Selected excerpt:
^^^^

The surfactant is capable of forming micellar bonds between
hydrophobic groups on the polymer and hydrophobic groups on the
same or adjacent polymer molecules to form crosslinks.
[0031] The fracturing fluid may optionally contain a
viscosity-enhancing agent and proppant particulates. The fracturing
fluid has a viscosity suitable for fracturing the formation
according to fracturing methods known to those skilled in the art,
and is introduced into the subterranean formation through the well
bore under conditions effective to create or enhance at least one
fracture in a portion of the formation.
[0032] Preferably the fracturing fluid further comprises a
proppant. In general, proppants must have sufficient compressive
strength to resist crushing, but also be sufficiently non-abrasive
and non-angular to preclude cutting and embedding into the
formation. Suitable proppant material includes but is not limited
to, sand, graded gravel, glass beads, sintered bauxite, resin
coated sand ceramics, and intermediate strength ceramics.

^^^^

Data provided:
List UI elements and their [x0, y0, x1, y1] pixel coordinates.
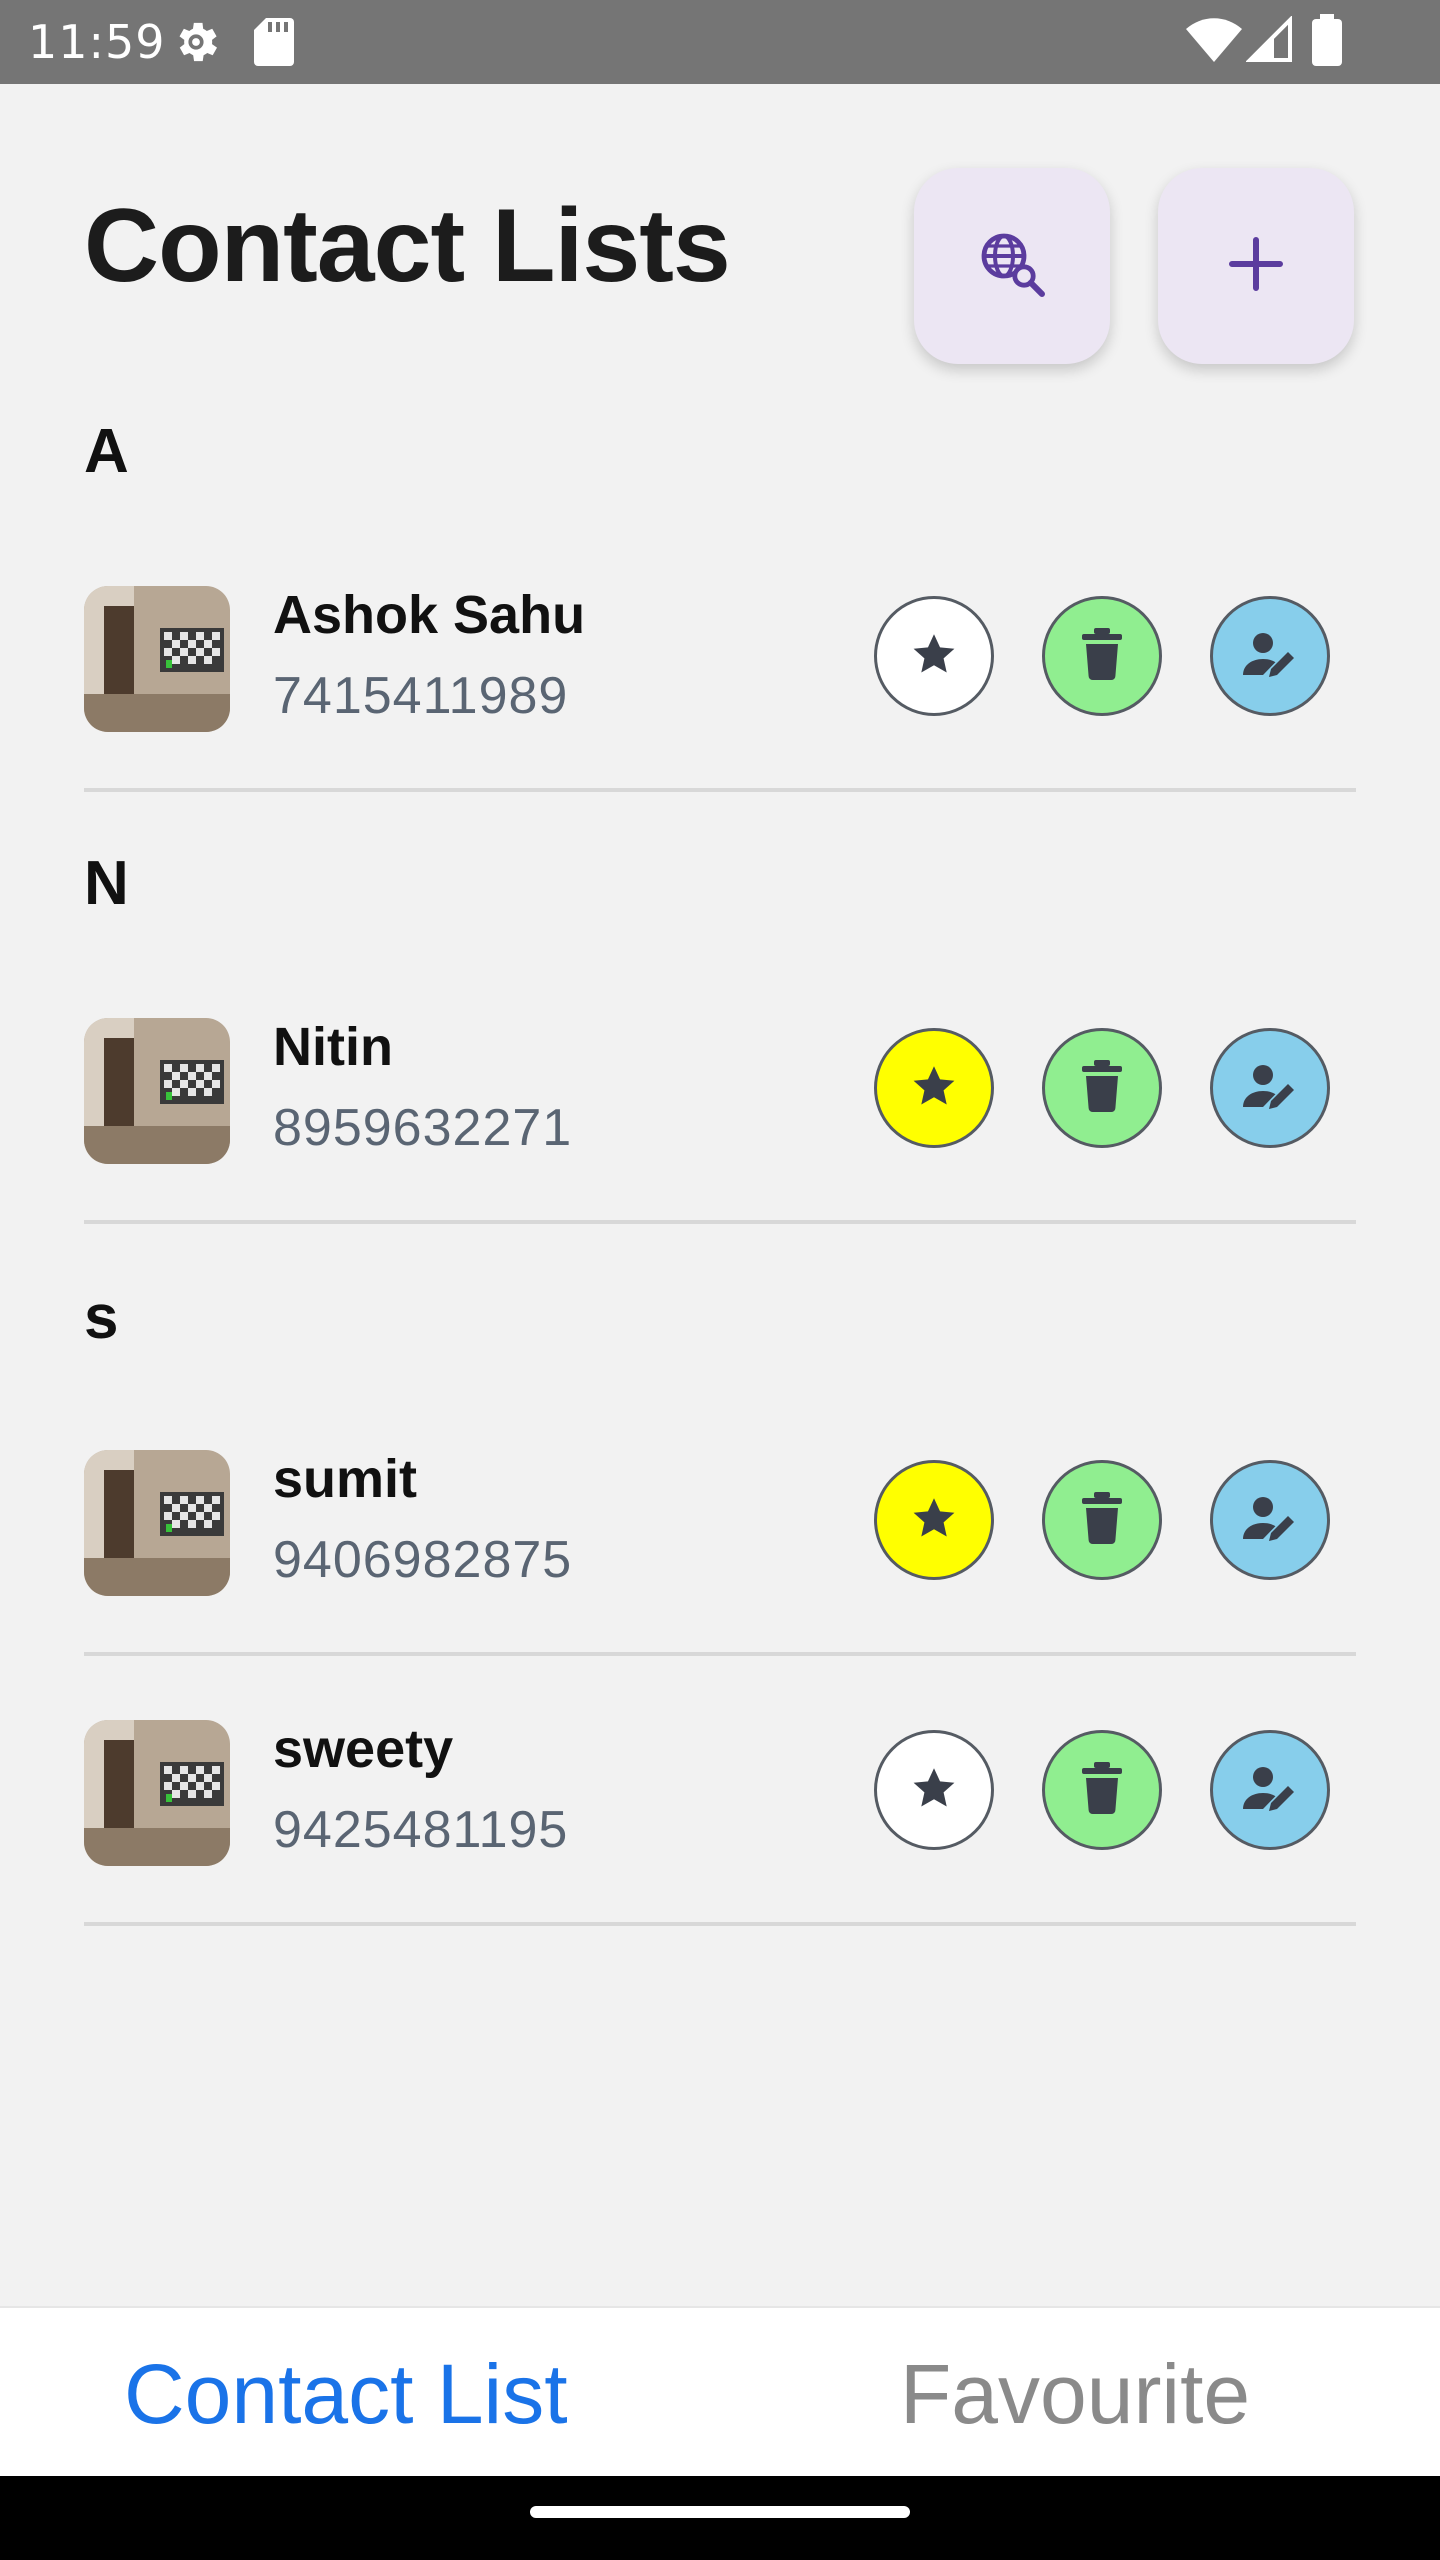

^^^^

Brief A:
List every suitable proppant material named in the fracturing fluid passage.
Brief B:
Write out the fracturing fluid passage word for word, between "[0032] Preferably the" and "intermediate strength ceramics.", inclusive.

Reply A:
- sand
- graded gravel
- glass beads
- sintered bauxite
- resin coated sand ceramics
- intermediate strength ceramics

Reply B:
[0032] Preferably the fracturing fluid further comprises a
proppant. In general, proppants must have sufficient compressive
strength to resist crushing, but also be sufficiently non-abrasive
and non-angular to preclude cutting and embedding into the
formation. Suitable proppant material includes but is not limited
to, sand, graded gravel, glass beads, sintered bauxite, resin
coated sand ceramics, and intermediate strength ceramics.